REQUIREMENTS: Repeat each line exactly as it is written.

EXTRACTED DATA:
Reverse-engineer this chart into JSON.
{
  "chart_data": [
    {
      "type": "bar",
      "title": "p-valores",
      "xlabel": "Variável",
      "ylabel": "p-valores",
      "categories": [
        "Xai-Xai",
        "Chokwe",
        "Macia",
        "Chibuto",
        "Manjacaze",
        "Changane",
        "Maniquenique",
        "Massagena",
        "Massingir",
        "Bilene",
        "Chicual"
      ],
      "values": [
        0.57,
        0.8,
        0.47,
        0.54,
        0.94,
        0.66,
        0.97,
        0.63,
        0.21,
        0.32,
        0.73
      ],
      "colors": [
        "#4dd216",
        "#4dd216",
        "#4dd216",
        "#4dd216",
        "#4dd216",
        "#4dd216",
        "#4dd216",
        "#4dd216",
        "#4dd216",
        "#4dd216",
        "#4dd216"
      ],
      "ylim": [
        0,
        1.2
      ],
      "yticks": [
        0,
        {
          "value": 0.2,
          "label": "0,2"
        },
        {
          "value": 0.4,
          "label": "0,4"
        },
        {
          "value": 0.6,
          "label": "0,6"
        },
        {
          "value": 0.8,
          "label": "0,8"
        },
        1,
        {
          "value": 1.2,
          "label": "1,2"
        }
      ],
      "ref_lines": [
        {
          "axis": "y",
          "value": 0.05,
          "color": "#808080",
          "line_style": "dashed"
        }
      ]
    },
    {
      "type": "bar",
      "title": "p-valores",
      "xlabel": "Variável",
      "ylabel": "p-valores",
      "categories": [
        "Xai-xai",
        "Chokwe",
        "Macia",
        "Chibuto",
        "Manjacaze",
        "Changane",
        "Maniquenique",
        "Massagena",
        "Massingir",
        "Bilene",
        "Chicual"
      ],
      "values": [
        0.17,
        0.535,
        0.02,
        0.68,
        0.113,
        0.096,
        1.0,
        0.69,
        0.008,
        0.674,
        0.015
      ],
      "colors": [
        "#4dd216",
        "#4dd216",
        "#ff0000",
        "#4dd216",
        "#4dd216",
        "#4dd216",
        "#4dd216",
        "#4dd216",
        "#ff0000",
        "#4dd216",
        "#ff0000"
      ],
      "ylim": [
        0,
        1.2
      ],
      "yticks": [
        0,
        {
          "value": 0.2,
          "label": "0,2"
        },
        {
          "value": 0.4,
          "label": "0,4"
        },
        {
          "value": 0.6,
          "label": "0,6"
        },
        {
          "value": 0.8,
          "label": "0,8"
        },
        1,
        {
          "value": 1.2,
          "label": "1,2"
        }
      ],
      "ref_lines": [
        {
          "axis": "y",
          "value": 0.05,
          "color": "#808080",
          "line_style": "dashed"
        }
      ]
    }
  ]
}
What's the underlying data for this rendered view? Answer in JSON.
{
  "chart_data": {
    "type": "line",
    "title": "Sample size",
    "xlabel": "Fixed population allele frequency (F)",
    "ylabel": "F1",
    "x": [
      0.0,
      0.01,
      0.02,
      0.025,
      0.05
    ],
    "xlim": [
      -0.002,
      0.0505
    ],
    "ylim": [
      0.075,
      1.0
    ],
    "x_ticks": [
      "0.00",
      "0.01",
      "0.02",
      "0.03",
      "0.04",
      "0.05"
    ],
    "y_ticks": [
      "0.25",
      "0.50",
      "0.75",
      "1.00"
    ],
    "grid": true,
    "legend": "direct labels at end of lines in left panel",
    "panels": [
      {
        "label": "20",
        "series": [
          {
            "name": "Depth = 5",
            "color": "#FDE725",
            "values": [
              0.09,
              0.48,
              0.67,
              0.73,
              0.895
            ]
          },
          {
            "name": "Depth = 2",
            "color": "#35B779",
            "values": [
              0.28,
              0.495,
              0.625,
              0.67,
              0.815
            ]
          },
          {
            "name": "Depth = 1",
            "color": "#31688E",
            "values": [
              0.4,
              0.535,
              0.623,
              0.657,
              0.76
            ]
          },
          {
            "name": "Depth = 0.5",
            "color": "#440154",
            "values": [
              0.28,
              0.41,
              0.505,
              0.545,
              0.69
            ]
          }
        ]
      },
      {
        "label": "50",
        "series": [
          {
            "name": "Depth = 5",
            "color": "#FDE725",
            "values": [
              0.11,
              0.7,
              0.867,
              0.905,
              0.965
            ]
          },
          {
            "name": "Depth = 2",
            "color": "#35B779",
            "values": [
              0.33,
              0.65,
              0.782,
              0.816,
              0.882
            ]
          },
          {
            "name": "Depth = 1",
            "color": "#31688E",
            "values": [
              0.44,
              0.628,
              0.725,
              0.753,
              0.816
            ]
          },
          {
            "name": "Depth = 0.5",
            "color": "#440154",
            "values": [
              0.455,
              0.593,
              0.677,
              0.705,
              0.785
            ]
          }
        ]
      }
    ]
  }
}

TASK OUTPUT:
Reverse-engineer this chart into JSON.
{
  "chart_data": [
    {
      "type": "bar",
      "title": "p-valores",
      "xlabel": "Variável",
      "ylabel": "p-valores",
      "categories": [
        "Xai-Xai",
        "Chokwe",
        "Macia",
        "Chibuto",
        "Manjacaze",
        "Changane",
        "Maniquenique",
        "Massagena",
        "Massingir",
        "Bilene",
        "Chicual"
      ],
      "values": [
        0.57,
        0.8,
        0.47,
        0.54,
        0.94,
        0.66,
        0.97,
        0.63,
        0.21,
        0.32,
        0.73
      ],
      "colors": [
        "#4dd216",
        "#4dd216",
        "#4dd216",
        "#4dd216",
        "#4dd216",
        "#4dd216",
        "#4dd216",
        "#4dd216",
        "#4dd216",
        "#4dd216",
        "#4dd216"
      ],
      "ylim": [
        0,
        1.2
      ],
      "yticks": [
        0,
        {
          "value": 0.2,
          "label": "0,2"
        },
        {
          "value": 0.4,
          "label": "0,4"
        },
        {
          "value": 0.6,
          "label": "0,6"
        },
        {
          "value": 0.8,
          "label": "0,8"
        },
        1,
        {
          "value": 1.2,
          "label": "1,2"
        }
      ],
      "ref_lines": [
        {
          "axis": "y",
          "value": 0.05,
          "color": "#808080",
          "line_style": "dashed"
        }
      ]
    },
    {
      "type": "bar",
      "title": "p-valores",
      "xlabel": "Variável",
      "ylabel": "p-valores",
      "categories": [
        "Xai-xai",
        "Chokwe",
        "Macia",
        "Chibuto",
        "Manjacaze",
        "Changane",
        "Maniquenique",
        "Massagena",
        "Massingir",
        "Bilene",
        "Chicual"
      ],
      "values": [
        0.17,
        0.535,
        0.02,
        0.68,
        0.113,
        0.096,
        1.0,
        0.69,
        0.008,
        0.674,
        0.015
      ],
      "colors": [
        "#4dd216",
        "#4dd216",
        "#ff0000",
        "#4dd216",
        "#4dd216",
        "#4dd216",
        "#4dd216",
        "#4dd216",
        "#ff0000",
        "#4dd216",
        "#ff0000"
      ],
      "ylim": [
        0,
        1.2
      ],
      "yticks": [
        0,
        {
          "value": 0.2,
          "label": "0,2"
        },
        {
          "value": 0.4,
          "label": "0,4"
        },
        {
          "value": 0.6,
          "label": "0,6"
        },
        {
          "value": 0.8,
          "label": "0,8"
        },
        1,
        {
          "value": 1.2,
          "label": "1,2"
        }
      ],
      "ref_lines": [
        {
          "axis": "y",
          "value": 0.05,
          "color": "#808080",
          "line_style": "dashed"
        }
      ]
    }
  ]
}
What's the underlying data for this rendered view? Answer in JSON.
{
  "chart_data": {
    "type": "line",
    "title": "Sample size",
    "xlabel": "Fixed population allele frequency (F)",
    "ylabel": "F1",
    "x": [
      0.0,
      0.01,
      0.02,
      0.025,
      0.05
    ],
    "xlim": [
      -0.002,
      0.0505
    ],
    "ylim": [
      0.075,
      1.0
    ],
    "x_ticks": [
      "0.00",
      "0.01",
      "0.02",
      "0.03",
      "0.04",
      "0.05"
    ],
    "y_ticks": [
      "0.25",
      "0.50",
      "0.75",
      "1.00"
    ],
    "grid": true,
    "legend": "direct labels at end of lines in left panel",
    "panels": [
      {
        "label": "20",
        "series": [
          {
            "name": "Depth = 5",
            "color": "#FDE725",
            "values": [
              0.09,
              0.48,
              0.67,
              0.73,
              0.895
            ]
          },
          {
            "name": "Depth = 2",
            "color": "#35B779",
            "values": [
              0.28,
              0.495,
              0.625,
              0.67,
              0.815
            ]
          },
          {
            "name": "Depth = 1",
            "color": "#31688E",
            "values": [
              0.4,
              0.535,
              0.623,
              0.657,
              0.76
            ]
          },
          {
            "name": "Depth = 0.5",
            "color": "#440154",
            "values": [
              0.28,
              0.41,
              0.505,
              0.545,
              0.69
            ]
          }
        ]
      },
      {
        "label": "50",
        "series": [
          {
            "name": "Depth = 5",
            "color": "#FDE725",
            "values": [
              0.11,
              0.7,
              0.867,
              0.905,
              0.965
            ]
          },
          {
            "name": "Depth = 2",
            "color": "#35B779",
            "values": [
              0.33,
              0.65,
              0.782,
              0.816,
              0.882
            ]
          },
          {
            "name": "Depth = 1",
            "color": "#31688E",
            "values": [
              0.44,
              0.628,
              0.725,
              0.753,
              0.816
            ]
          },
          {
            "name": "Depth = 0.5",
            "color": "#440154",
            "values": [
              0.455,
              0.593,
              0.677,
              0.705,
              0.785
            ]
          }
        ]
      }
    ]
  }
}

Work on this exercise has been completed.